What the exercise asks:
Give only the number of lines in the data that include the string "structure".

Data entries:
--------

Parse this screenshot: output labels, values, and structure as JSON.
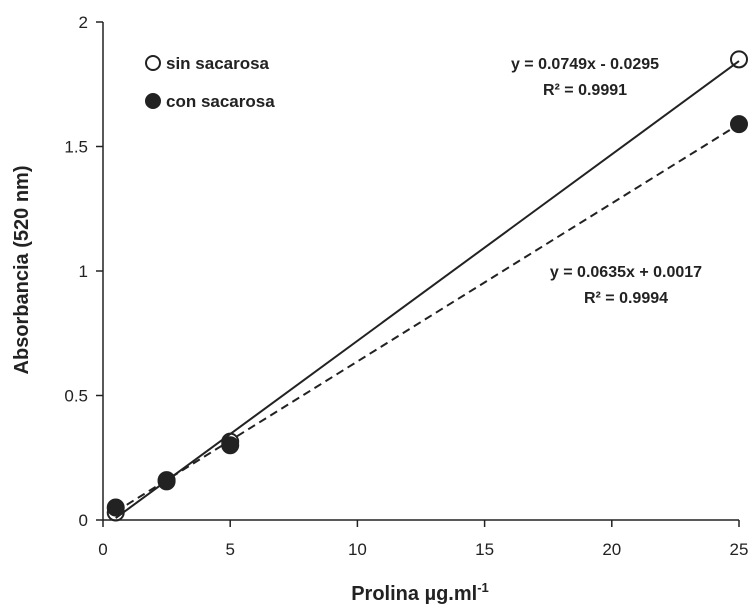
{
  "chart_data": {
    "type": "scatter",
    "xlabel": "Prolina µg.ml",
    "xlabel_sup": "-1",
    "ylabel": "Absorbancia (520 nm)",
    "xlim": [
      0,
      25
    ],
    "ylim": [
      0,
      2
    ],
    "xticks": [
      "0",
      "5",
      "10",
      "15",
      "20",
      "25"
    ],
    "yticks": [
      "0",
      "0.5",
      "1",
      "1.5",
      "2"
    ],
    "grid": false,
    "legend_position": "top-left",
    "series": [
      {
        "name": "sin sacarosa",
        "marker": "open-circle",
        "line": "solid",
        "points": [
          {
            "x": 0.5,
            "y": 0.03
          },
          {
            "x": 2.5,
            "y": 0.155
          },
          {
            "x": 5,
            "y": 0.315
          },
          {
            "x": 25,
            "y": 1.85
          }
        ],
        "fit": {
          "slope": 0.0749,
          "intercept": -0.0295
        },
        "equation": "y = 0.0749x - 0.0295",
        "r2": "R² = 0.9991"
      },
      {
        "name": "con sacarosa",
        "marker": "filled-circle",
        "line": "dashed",
        "points": [
          {
            "x": 0.5,
            "y": 0.05
          },
          {
            "x": 2.5,
            "y": 0.16
          },
          {
            "x": 5,
            "y": 0.3
          },
          {
            "x": 25,
            "y": 1.59
          }
        ],
        "fit": {
          "slope": 0.0635,
          "intercept": 0.0017
        },
        "equation": "y = 0.0635x + 0.0017",
        "r2": "R² = 0.9994"
      }
    ]
  }
}
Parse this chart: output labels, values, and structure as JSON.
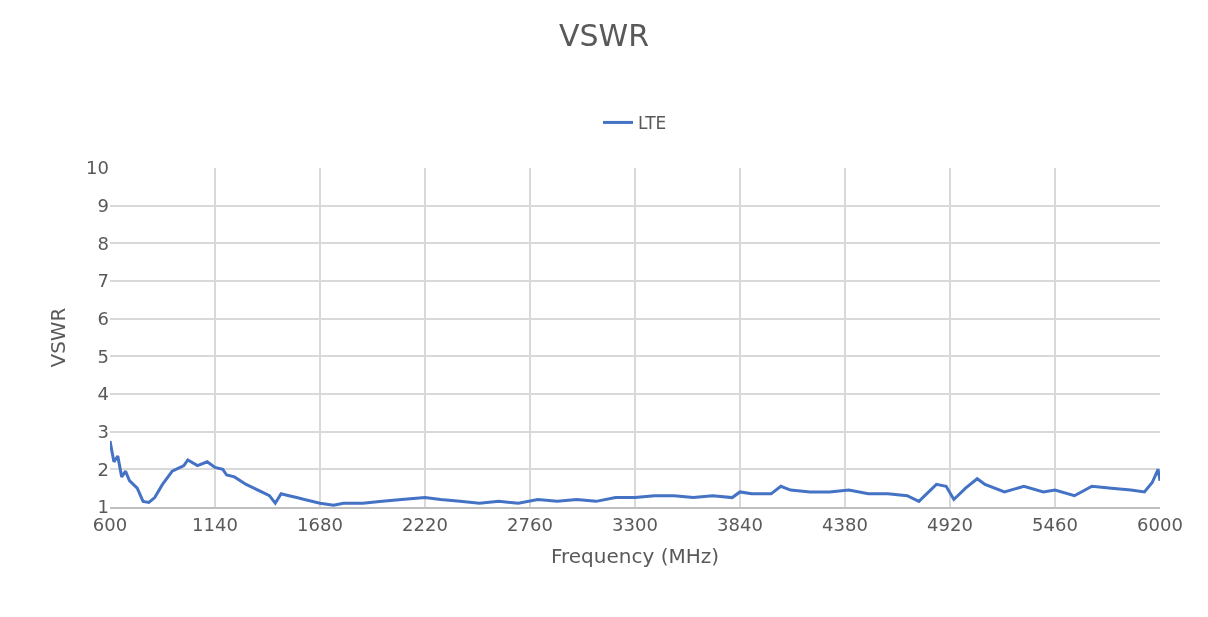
{
  "chart_data": {
    "type": "line",
    "title": "VSWR",
    "xlabel": "Frequency (MHz)",
    "ylabel": "VSWR",
    "x": [
      600,
      620,
      640,
      660,
      680,
      700,
      740,
      770,
      800,
      830,
      870,
      920,
      980,
      1000,
      1050,
      1100,
      1140,
      1180,
      1200,
      1240,
      1300,
      1380,
      1420,
      1450,
      1480,
      1520,
      1560,
      1600,
      1680,
      1750,
      1800,
      1900,
      2000,
      2100,
      2220,
      2300,
      2400,
      2500,
      2600,
      2700,
      2800,
      2900,
      3000,
      3100,
      3200,
      3300,
      3400,
      3500,
      3600,
      3700,
      3800,
      3840,
      3900,
      4000,
      4050,
      4100,
      4200,
      4300,
      4400,
      4500,
      4600,
      4700,
      4760,
      4850,
      4900,
      4940,
      5000,
      5060,
      5100,
      5200,
      5300,
      5400,
      5460,
      5560,
      5650,
      5750,
      5850,
      5920,
      5960,
      5990,
      6000
    ],
    "series": [
      {
        "name": "LTE",
        "color": "#4472c4",
        "values": [
          2.75,
          2.2,
          2.35,
          1.8,
          1.95,
          1.7,
          1.5,
          1.15,
          1.12,
          1.25,
          1.6,
          1.95,
          2.1,
          2.25,
          2.1,
          2.2,
          2.05,
          2.0,
          1.85,
          1.8,
          1.6,
          1.4,
          1.3,
          1.1,
          1.35,
          1.3,
          1.25,
          1.2,
          1.1,
          1.05,
          1.1,
          1.1,
          1.15,
          1.2,
          1.25,
          1.2,
          1.15,
          1.1,
          1.15,
          1.1,
          1.2,
          1.15,
          1.2,
          1.15,
          1.25,
          1.25,
          1.3,
          1.3,
          1.25,
          1.3,
          1.25,
          1.4,
          1.35,
          1.35,
          1.55,
          1.45,
          1.4,
          1.4,
          1.45,
          1.35,
          1.35,
          1.3,
          1.15,
          1.6,
          1.55,
          1.2,
          1.5,
          1.75,
          1.6,
          1.4,
          1.55,
          1.4,
          1.45,
          1.3,
          1.55,
          1.5,
          1.45,
          1.4,
          1.65,
          2.0,
          1.7
        ]
      }
    ],
    "xlim": [
      600,
      6000
    ],
    "xticks": [
      600,
      1140,
      1680,
      2220,
      2760,
      3300,
      3840,
      4380,
      4920,
      5460,
      6000
    ],
    "ylim": [
      1,
      10
    ],
    "yticks": [
      1,
      2,
      3,
      4,
      5,
      6,
      7,
      8,
      9,
      10
    ],
    "grid": true,
    "legend": "top",
    "marker": "none",
    "line_style": "solid"
  }
}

--------

Response to this task:
2